====== INFORMATION SUPPLIED

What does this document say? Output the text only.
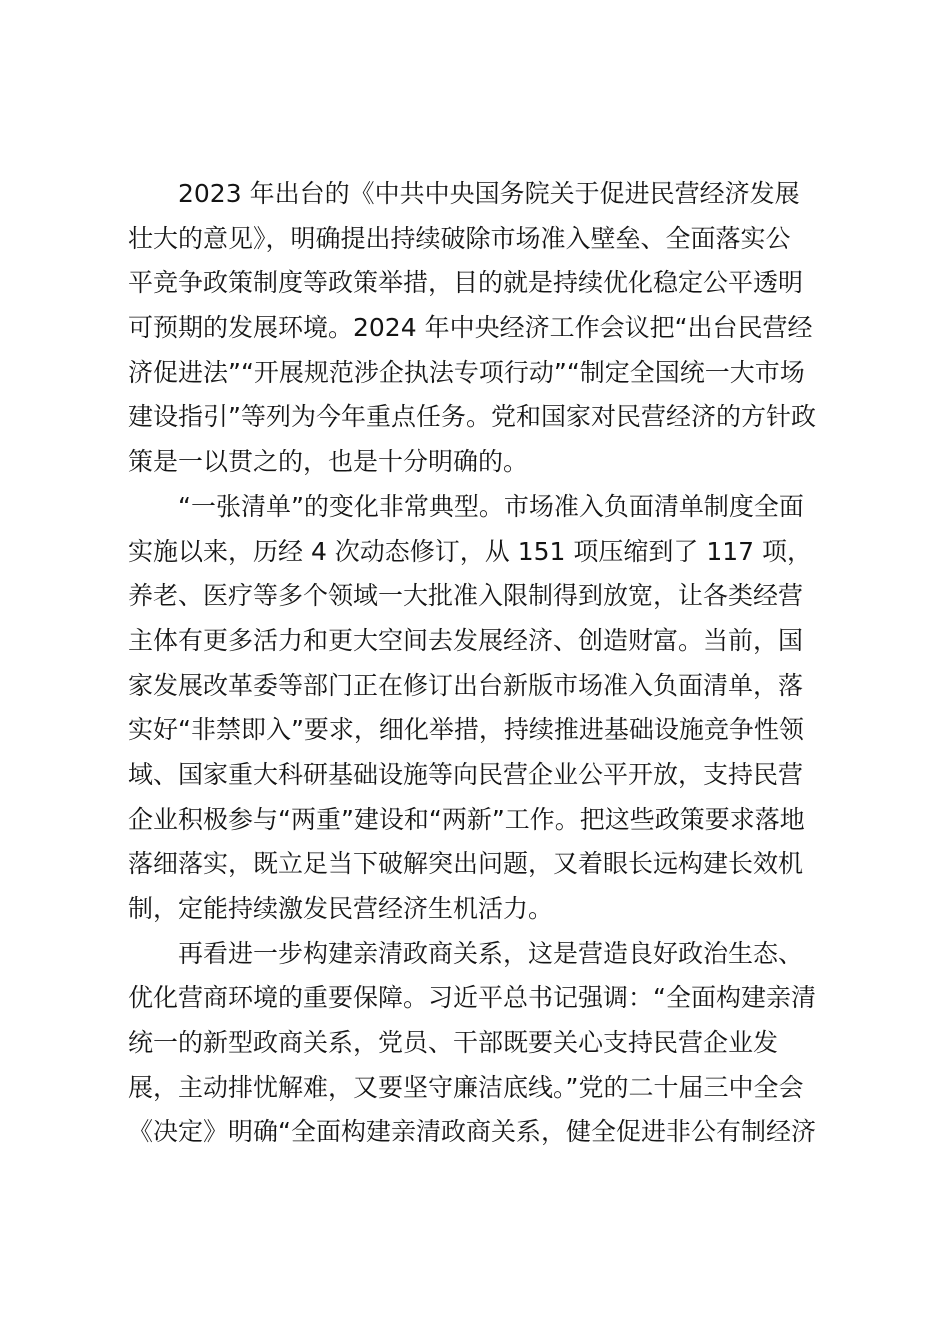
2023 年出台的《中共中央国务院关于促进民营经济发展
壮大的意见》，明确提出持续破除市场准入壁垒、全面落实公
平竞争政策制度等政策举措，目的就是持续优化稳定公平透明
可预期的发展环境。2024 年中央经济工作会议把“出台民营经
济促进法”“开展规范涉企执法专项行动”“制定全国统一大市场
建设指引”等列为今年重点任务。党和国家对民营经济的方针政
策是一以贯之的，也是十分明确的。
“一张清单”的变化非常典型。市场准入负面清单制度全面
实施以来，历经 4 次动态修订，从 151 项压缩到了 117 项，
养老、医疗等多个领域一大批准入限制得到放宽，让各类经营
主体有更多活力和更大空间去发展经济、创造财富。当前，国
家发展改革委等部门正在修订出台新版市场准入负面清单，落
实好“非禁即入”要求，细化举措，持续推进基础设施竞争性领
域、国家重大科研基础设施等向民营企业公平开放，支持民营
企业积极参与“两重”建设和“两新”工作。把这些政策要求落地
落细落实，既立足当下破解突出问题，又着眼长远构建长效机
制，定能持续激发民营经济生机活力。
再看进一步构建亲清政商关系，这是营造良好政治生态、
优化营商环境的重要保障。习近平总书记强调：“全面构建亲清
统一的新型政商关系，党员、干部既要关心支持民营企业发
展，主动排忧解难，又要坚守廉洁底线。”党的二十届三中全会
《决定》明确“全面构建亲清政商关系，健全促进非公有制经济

============
====== INFORMATION SUPPLIED

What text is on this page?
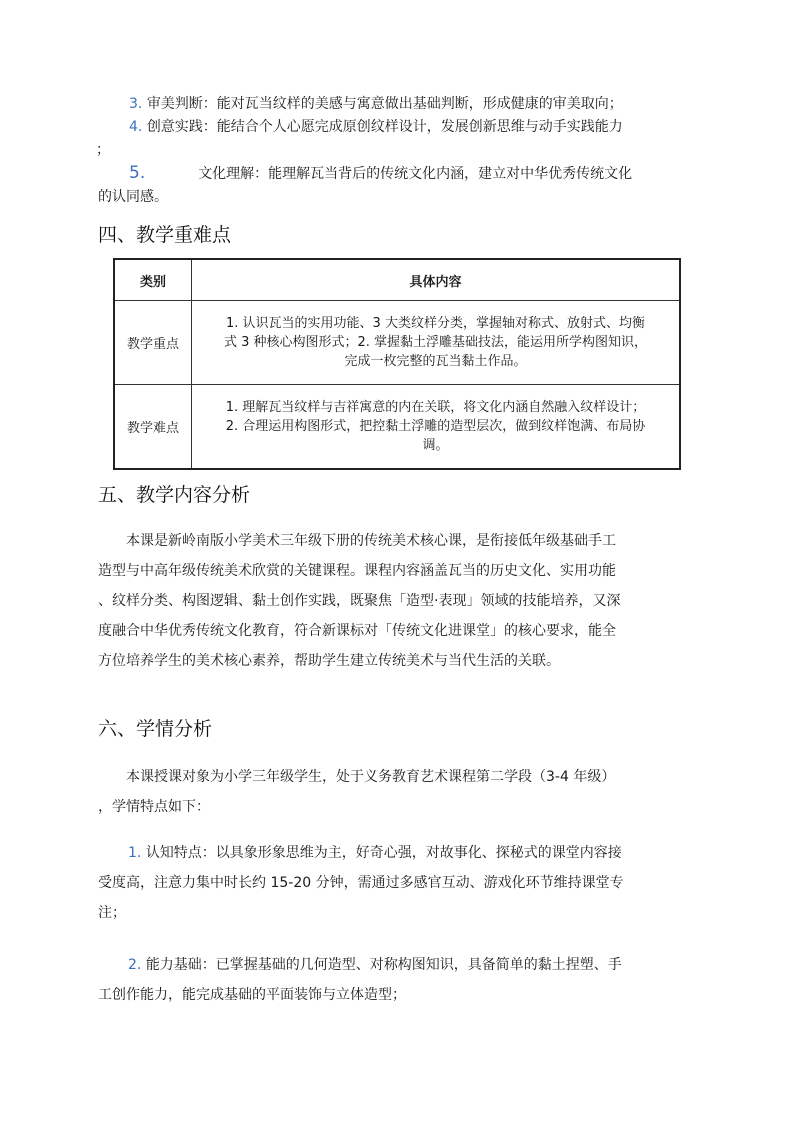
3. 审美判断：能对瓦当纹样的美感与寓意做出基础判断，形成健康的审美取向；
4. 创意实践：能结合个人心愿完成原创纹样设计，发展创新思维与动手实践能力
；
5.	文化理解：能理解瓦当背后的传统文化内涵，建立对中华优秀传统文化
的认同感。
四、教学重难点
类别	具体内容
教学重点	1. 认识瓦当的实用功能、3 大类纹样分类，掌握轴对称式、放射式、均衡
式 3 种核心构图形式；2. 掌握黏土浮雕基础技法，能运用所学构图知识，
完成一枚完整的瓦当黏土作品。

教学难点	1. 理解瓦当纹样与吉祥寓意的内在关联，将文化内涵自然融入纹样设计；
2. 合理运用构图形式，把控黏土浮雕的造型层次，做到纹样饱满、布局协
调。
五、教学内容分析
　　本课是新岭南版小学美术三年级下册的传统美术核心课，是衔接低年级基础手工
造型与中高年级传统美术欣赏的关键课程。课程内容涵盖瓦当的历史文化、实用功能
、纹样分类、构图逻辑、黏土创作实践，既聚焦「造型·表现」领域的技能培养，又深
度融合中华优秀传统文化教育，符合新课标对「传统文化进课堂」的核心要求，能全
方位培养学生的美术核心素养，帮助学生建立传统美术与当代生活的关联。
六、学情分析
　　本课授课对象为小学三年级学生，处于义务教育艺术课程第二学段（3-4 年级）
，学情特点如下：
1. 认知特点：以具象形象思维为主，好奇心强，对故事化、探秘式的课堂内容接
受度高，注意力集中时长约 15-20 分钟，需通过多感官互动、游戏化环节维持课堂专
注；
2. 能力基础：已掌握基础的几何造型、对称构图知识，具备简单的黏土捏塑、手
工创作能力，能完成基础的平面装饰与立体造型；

============

* **GIVEN REQUEST**: Looking at the listing above, how many of its lines contain the string "text"? Give the number alone.

* **ANSWER BELOW**: 2